(Problem) In the records below, find the line containing "Transcribe the text in this document."; give it again exactly, along with every line that follows, and nothing else.

____ Task input

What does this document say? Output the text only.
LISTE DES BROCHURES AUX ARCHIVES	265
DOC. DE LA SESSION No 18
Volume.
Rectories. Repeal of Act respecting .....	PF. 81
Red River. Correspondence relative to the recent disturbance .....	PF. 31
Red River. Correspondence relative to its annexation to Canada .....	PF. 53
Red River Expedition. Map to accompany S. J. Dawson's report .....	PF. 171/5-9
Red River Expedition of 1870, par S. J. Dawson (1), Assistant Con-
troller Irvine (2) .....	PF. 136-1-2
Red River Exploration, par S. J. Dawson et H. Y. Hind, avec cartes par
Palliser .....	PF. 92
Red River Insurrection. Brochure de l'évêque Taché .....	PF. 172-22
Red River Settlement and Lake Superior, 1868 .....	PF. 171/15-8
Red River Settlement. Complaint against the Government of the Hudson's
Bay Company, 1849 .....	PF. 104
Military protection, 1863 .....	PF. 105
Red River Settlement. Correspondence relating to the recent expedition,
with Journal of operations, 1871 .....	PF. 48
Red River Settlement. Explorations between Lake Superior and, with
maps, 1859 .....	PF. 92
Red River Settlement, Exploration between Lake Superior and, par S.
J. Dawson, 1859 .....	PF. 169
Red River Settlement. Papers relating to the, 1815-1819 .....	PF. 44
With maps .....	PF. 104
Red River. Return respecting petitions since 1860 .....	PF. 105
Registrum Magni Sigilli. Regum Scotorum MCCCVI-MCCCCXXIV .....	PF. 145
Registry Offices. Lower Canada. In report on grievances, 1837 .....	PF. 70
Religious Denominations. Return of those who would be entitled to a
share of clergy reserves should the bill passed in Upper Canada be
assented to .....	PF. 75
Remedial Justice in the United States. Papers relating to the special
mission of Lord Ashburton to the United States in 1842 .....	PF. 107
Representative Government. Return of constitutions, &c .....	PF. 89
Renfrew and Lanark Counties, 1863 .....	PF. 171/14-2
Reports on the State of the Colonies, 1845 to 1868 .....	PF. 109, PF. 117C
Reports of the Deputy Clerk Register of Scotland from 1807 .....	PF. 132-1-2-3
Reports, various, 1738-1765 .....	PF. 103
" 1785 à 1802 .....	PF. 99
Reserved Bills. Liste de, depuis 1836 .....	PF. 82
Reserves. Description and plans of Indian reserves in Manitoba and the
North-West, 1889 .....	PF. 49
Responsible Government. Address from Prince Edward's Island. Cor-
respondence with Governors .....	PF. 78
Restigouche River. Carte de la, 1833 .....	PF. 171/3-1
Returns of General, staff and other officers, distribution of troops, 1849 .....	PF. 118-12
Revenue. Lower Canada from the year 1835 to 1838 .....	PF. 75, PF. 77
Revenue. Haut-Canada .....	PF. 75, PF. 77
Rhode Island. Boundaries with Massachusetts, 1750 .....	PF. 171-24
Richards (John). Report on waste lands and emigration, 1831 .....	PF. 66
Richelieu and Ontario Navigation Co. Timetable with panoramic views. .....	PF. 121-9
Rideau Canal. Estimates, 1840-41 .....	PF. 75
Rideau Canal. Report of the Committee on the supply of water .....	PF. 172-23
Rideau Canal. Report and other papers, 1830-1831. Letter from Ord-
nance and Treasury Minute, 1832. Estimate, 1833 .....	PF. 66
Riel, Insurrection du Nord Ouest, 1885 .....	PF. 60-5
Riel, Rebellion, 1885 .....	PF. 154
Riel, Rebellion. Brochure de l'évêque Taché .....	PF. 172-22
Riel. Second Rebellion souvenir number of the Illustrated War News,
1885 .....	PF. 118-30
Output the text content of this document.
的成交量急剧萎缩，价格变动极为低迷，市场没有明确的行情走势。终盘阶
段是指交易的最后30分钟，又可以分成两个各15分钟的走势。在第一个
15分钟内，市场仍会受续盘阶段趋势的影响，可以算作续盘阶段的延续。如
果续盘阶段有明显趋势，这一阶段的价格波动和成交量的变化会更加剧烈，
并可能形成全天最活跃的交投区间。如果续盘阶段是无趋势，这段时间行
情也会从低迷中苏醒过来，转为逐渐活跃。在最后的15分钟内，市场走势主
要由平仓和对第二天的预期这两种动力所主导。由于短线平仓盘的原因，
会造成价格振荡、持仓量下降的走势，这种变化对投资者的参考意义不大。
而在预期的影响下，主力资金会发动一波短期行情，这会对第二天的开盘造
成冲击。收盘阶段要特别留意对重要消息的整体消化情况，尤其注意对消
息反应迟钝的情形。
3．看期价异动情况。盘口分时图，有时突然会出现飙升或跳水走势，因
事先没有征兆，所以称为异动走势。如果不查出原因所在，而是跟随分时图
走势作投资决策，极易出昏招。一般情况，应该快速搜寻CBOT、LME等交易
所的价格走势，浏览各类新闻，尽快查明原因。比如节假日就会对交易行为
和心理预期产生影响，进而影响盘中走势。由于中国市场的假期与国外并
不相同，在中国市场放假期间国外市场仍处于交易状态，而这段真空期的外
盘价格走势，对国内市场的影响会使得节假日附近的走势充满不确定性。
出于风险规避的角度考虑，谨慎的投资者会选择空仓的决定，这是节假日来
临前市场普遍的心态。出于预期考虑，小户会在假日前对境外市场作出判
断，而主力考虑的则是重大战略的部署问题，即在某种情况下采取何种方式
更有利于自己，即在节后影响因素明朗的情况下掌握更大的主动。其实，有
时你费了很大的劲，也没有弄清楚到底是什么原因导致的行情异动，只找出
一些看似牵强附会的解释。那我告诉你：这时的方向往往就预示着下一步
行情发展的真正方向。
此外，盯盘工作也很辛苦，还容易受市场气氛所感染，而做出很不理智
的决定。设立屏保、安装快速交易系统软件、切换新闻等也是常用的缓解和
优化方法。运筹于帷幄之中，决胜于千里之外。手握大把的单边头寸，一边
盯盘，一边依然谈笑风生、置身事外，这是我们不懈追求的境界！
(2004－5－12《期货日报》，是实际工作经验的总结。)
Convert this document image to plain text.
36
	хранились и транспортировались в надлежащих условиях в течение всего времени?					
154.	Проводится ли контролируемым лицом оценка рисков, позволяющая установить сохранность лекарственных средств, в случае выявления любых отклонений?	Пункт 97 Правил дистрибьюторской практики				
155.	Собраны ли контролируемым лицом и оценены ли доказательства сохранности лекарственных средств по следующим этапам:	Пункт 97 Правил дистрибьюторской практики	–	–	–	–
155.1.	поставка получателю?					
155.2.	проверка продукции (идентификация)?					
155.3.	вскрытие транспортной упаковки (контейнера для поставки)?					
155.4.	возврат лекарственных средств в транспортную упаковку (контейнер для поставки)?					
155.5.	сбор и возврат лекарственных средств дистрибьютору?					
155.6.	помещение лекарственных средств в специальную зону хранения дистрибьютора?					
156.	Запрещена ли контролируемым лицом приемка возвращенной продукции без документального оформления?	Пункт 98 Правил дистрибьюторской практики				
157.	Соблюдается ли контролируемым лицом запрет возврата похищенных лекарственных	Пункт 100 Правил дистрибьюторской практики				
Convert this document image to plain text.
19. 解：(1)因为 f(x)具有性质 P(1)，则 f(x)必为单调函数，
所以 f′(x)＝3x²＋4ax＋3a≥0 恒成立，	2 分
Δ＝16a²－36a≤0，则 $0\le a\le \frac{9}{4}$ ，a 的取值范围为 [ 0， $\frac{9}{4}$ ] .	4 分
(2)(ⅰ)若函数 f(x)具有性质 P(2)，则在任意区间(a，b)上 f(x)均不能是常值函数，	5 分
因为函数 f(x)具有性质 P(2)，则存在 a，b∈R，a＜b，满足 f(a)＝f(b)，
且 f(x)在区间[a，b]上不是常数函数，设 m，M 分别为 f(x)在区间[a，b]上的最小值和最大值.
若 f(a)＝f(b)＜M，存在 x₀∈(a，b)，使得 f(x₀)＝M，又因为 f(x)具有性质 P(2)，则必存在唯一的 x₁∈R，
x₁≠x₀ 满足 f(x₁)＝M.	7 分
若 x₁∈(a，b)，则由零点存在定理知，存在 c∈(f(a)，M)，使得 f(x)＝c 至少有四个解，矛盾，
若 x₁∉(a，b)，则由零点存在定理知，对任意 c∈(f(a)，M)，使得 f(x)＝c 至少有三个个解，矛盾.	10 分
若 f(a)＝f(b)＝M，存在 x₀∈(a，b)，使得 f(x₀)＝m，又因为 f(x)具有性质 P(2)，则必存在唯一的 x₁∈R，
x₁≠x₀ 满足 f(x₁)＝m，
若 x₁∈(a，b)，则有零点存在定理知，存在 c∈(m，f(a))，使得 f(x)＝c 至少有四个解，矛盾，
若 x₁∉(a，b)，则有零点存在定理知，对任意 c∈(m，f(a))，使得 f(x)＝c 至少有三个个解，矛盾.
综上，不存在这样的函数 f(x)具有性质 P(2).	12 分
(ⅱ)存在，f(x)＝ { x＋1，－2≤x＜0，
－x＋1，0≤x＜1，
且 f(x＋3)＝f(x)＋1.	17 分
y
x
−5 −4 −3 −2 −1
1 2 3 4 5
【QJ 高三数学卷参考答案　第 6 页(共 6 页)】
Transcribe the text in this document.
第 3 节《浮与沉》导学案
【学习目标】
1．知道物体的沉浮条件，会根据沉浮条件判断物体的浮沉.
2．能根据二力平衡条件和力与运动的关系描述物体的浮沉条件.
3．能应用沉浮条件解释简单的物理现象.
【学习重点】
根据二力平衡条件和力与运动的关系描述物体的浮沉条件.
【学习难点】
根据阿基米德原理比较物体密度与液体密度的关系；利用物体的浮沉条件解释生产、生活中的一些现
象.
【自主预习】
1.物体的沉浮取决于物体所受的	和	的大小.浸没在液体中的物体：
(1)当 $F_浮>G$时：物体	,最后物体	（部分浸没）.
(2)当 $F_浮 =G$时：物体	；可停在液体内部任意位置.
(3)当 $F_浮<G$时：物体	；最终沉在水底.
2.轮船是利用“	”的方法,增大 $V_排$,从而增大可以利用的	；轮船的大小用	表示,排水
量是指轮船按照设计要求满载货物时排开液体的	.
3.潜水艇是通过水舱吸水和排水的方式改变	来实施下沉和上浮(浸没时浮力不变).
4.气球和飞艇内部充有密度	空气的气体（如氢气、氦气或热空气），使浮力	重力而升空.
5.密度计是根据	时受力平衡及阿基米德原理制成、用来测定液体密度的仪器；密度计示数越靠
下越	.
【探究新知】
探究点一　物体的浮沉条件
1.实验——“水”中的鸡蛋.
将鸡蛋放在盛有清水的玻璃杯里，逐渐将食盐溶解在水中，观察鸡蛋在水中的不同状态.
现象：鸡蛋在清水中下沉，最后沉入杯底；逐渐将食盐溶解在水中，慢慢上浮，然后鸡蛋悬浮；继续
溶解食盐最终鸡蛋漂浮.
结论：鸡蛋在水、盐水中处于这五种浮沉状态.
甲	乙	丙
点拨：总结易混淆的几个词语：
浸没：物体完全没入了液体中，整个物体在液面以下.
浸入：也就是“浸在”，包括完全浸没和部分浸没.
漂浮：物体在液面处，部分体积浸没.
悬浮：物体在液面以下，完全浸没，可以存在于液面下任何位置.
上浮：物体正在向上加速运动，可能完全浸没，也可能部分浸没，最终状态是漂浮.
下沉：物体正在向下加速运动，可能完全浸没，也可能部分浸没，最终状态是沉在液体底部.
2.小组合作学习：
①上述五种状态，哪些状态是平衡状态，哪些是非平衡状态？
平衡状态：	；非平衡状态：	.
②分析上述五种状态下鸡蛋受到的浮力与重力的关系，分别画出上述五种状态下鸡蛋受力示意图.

________

(Answer to this task)
Transcribe the text in this document.
第 3 节《浮与沉》导学案
【学习目标】
1．知道物体的沉浮条件，会根据沉浮条件判断物体的浮沉.
2．能根据二力平衡条件和力与运动的关系描述物体的浮沉条件.
3．能应用沉浮条件解释简单的物理现象.
【学习重点】
根据二力平衡条件和力与运动的关系描述物体的浮沉条件.
【学习难点】
根据阿基米德原理比较物体密度与液体密度的关系；利用物体的浮沉条件解释生产、生活中的一些现
象.
【自主预习】
1.物体的沉浮取决于物体所受的	和	的大小.浸没在液体中的物体：
(1)当 $F_浮>G$时：物体	,最后物体	（部分浸没）.
(2)当 $F_浮 =G$时：物体	；可停在液体内部任意位置.
(3)当 $F_浮<G$时：物体	；最终沉在水底.
2.轮船是利用“	”的方法,增大 $V_排$,从而增大可以利用的	；轮船的大小用	表示,排水
量是指轮船按照设计要求满载货物时排开液体的	.
3.潜水艇是通过水舱吸水和排水的方式改变	来实施下沉和上浮(浸没时浮力不变).
4.气球和飞艇内部充有密度	空气的气体（如氢气、氦气或热空气），使浮力	重力而升空.
5.密度计是根据	时受力平衡及阿基米德原理制成、用来测定液体密度的仪器；密度计示数越靠
下越	.
【探究新知】
探究点一　物体的浮沉条件
1.实验——“水”中的鸡蛋.
将鸡蛋放在盛有清水的玻璃杯里，逐渐将食盐溶解在水中，观察鸡蛋在水中的不同状态.
现象：鸡蛋在清水中下沉，最后沉入杯底；逐渐将食盐溶解在水中，慢慢上浮，然后鸡蛋悬浮；继续
溶解食盐最终鸡蛋漂浮.
结论：鸡蛋在水、盐水中处于这五种浮沉状态.
甲	乙	丙
点拨：总结易混淆的几个词语：
浸没：物体完全没入了液体中，整个物体在液面以下.
浸入：也就是“浸在”，包括完全浸没和部分浸没.
漂浮：物体在液面处，部分体积浸没.
悬浮：物体在液面以下，完全浸没，可以存在于液面下任何位置.
上浮：物体正在向上加速运动，可能完全浸没，也可能部分浸没，最终状态是漂浮.
下沉：物体正在向下加速运动，可能完全浸没，也可能部分浸没，最终状态是沉在液体底部.
2.小组合作学习：
①上述五种状态，哪些状态是平衡状态，哪些是非平衡状态？
平衡状态：	；非平衡状态：	.
②分析上述五种状态下鸡蛋受到的浮力与重力的关系，分别画出上述五种状态下鸡蛋受力示意图.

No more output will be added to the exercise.